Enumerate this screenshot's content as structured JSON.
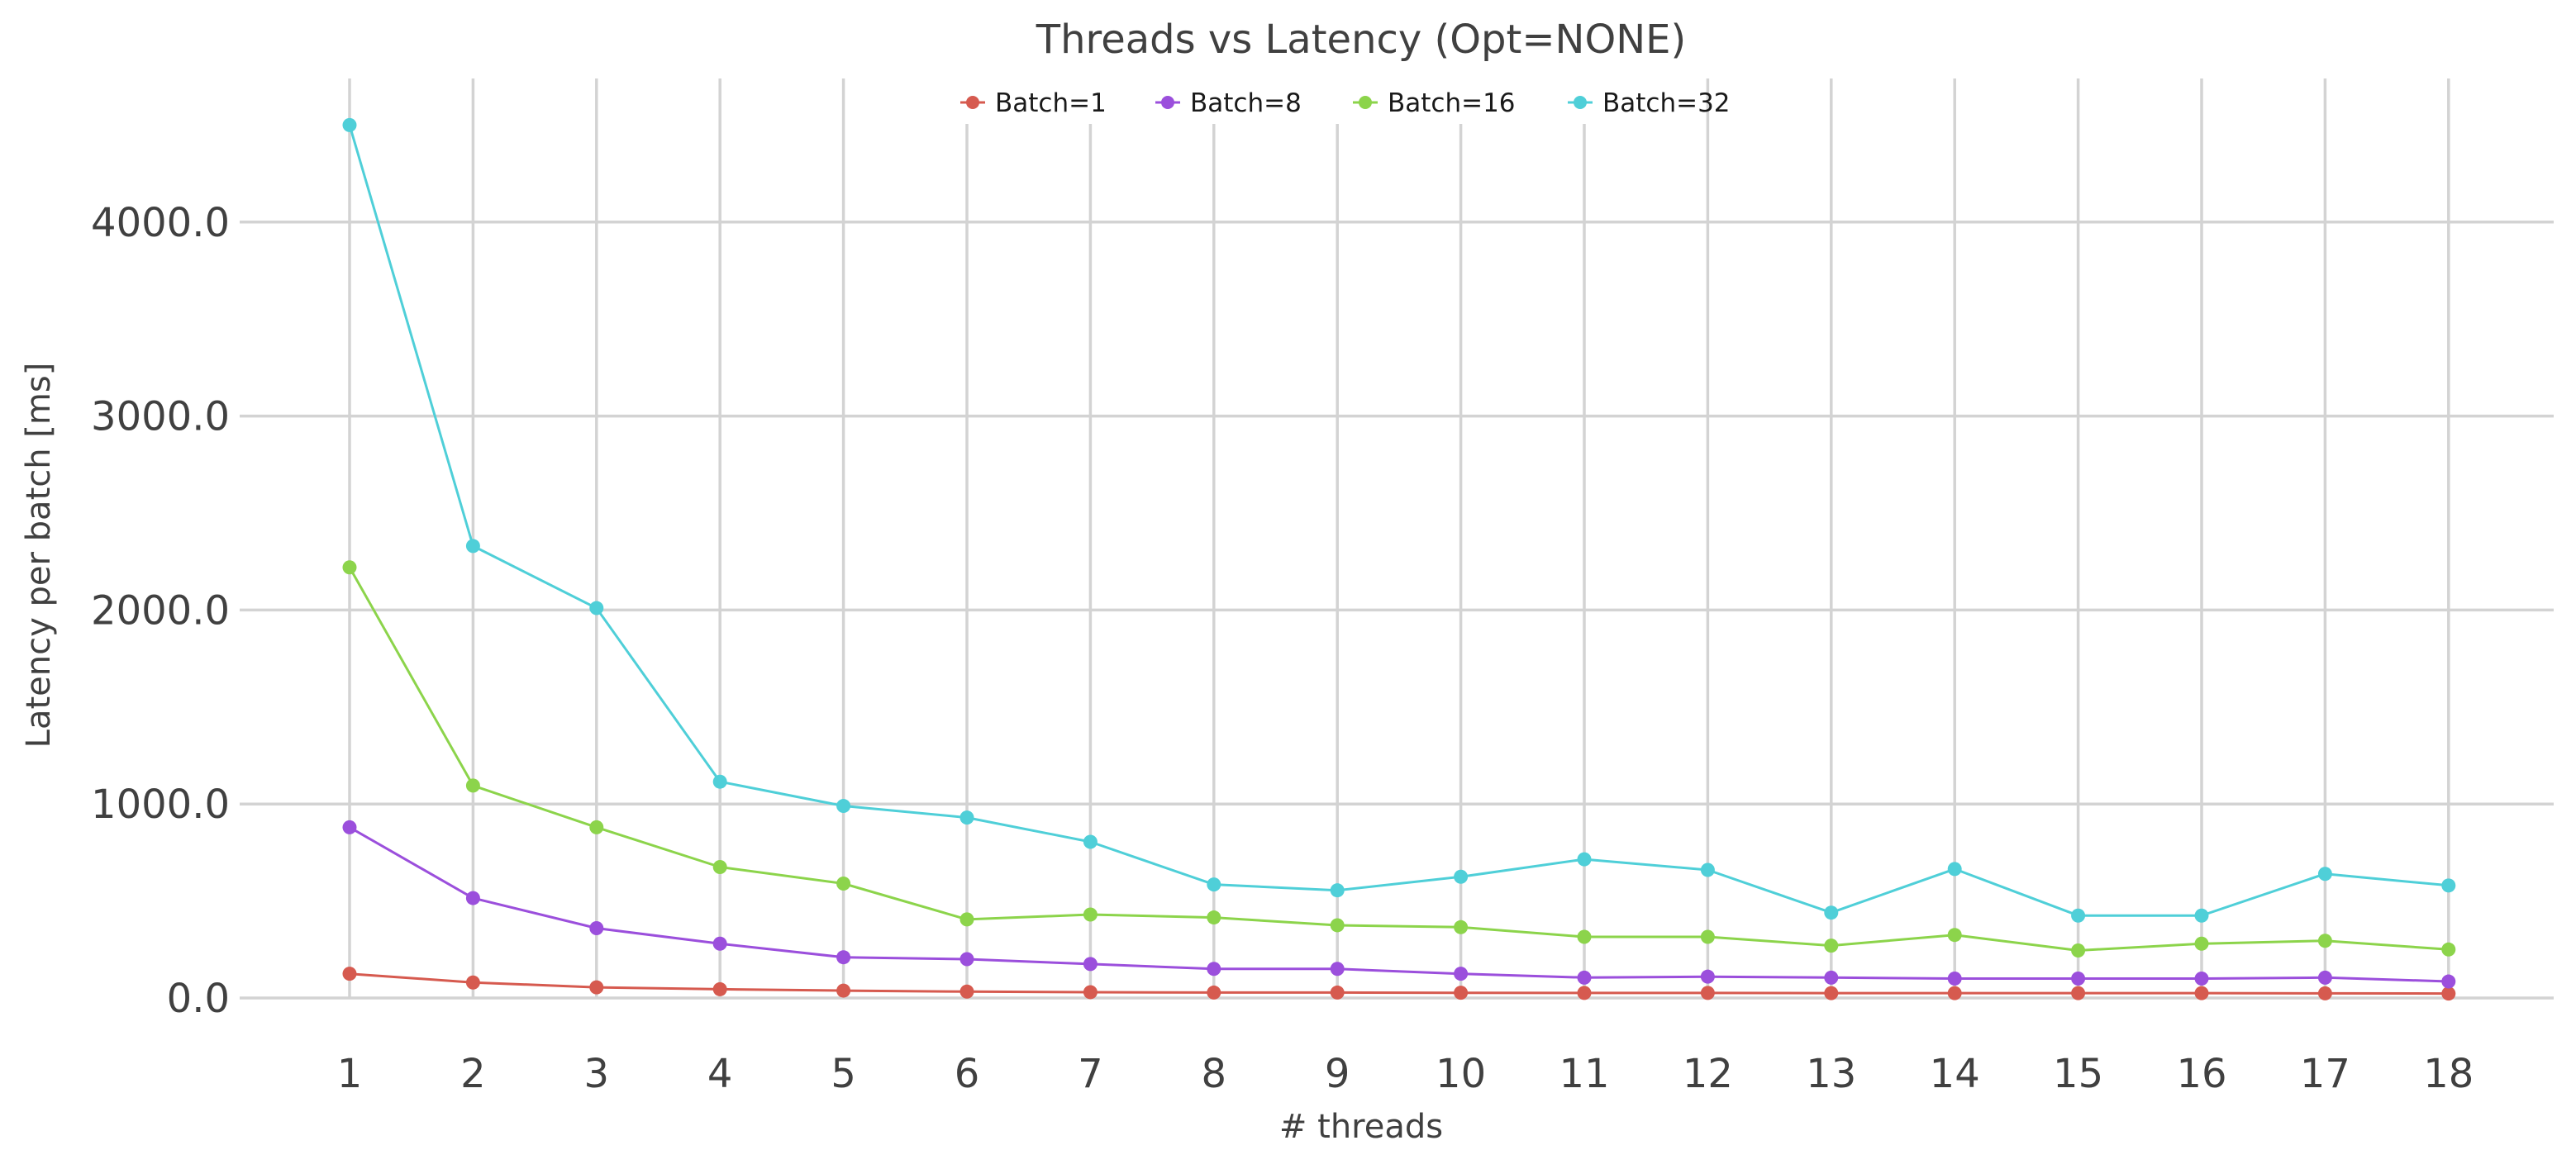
{
  "chart_data": {
    "type": "line",
    "title": "Threads vs Latency (Opt=NONE)",
    "xlabel": "# threads",
    "ylabel": "Latency per batch [ms]",
    "x": [
      1,
      2,
      3,
      4,
      5,
      6,
      7,
      8,
      9,
      10,
      11,
      12,
      13,
      14,
      15,
      16,
      17,
      18
    ],
    "xlim": [
      0.2,
      18.8
    ],
    "ylim": [
      -220,
      4600
    ],
    "yticks": [
      0,
      1000,
      2000,
      3000,
      4000
    ],
    "ytick_labels": [
      "0.0",
      "1000.0",
      "2000.0",
      "3000.0",
      "4000.0"
    ],
    "grid": true,
    "legend_position": "top-center",
    "series": [
      {
        "name": "Batch=1",
        "color": "#d65a4f",
        "values": [
          125,
          80,
          55,
          45,
          38,
          33,
          30,
          28,
          28,
          27,
          26,
          26,
          25,
          25,
          25,
          25,
          24,
          23
        ]
      },
      {
        "name": "Batch=8",
        "color": "#9b4fdc",
        "values": [
          880,
          515,
          360,
          280,
          210,
          200,
          175,
          150,
          150,
          125,
          105,
          110,
          105,
          100,
          100,
          100,
          105,
          85
        ]
      },
      {
        "name": "Batch=16",
        "color": "#8cd44b",
        "values": [
          2220,
          1095,
          880,
          675,
          590,
          405,
          430,
          415,
          375,
          365,
          315,
          315,
          270,
          325,
          245,
          280,
          295,
          250
        ]
      },
      {
        "name": "Batch=32",
        "color": "#4fcfd8",
        "values": [
          4500,
          2330,
          2010,
          1115,
          990,
          930,
          805,
          585,
          555,
          625,
          715,
          660,
          440,
          665,
          425,
          425,
          640,
          580
        ]
      }
    ]
  }
}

**Task directions:**
Leave the pictures out and write out every entry exactly as given.

**Task answer:**
Enumerate this screenshot's content as structured JSON.
{
  "chart_data": {
    "type": "line",
    "title": "Threads vs Latency (Opt=NONE)",
    "xlabel": "# threads",
    "ylabel": "Latency per batch [ms]",
    "x": [
      1,
      2,
      3,
      4,
      5,
      6,
      7,
      8,
      9,
      10,
      11,
      12,
      13,
      14,
      15,
      16,
      17,
      18
    ],
    "xlim": [
      0.2,
      18.8
    ],
    "ylim": [
      -220,
      4600
    ],
    "yticks": [
      0,
      1000,
      2000,
      3000,
      4000
    ],
    "ytick_labels": [
      "0.0",
      "1000.0",
      "2000.0",
      "3000.0",
      "4000.0"
    ],
    "grid": true,
    "legend_position": "top-center",
    "series": [
      {
        "name": "Batch=1",
        "color": "#d65a4f",
        "values": [
          125,
          80,
          55,
          45,
          38,
          33,
          30,
          28,
          28,
          27,
          26,
          26,
          25,
          25,
          25,
          25,
          24,
          23
        ]
      },
      {
        "name": "Batch=8",
        "color": "#9b4fdc",
        "values": [
          880,
          515,
          360,
          280,
          210,
          200,
          175,
          150,
          150,
          125,
          105,
          110,
          105,
          100,
          100,
          100,
          105,
          85
        ]
      },
      {
        "name": "Batch=16",
        "color": "#8cd44b",
        "values": [
          2220,
          1095,
          880,
          675,
          590,
          405,
          430,
          415,
          375,
          365,
          315,
          315,
          270,
          325,
          245,
          280,
          295,
          250
        ]
      },
      {
        "name": "Batch=32",
        "color": "#4fcfd8",
        "values": [
          4500,
          2330,
          2010,
          1115,
          990,
          930,
          805,
          585,
          555,
          625,
          715,
          660,
          440,
          665,
          425,
          425,
          640,
          580
        ]
      }
    ]
  }
}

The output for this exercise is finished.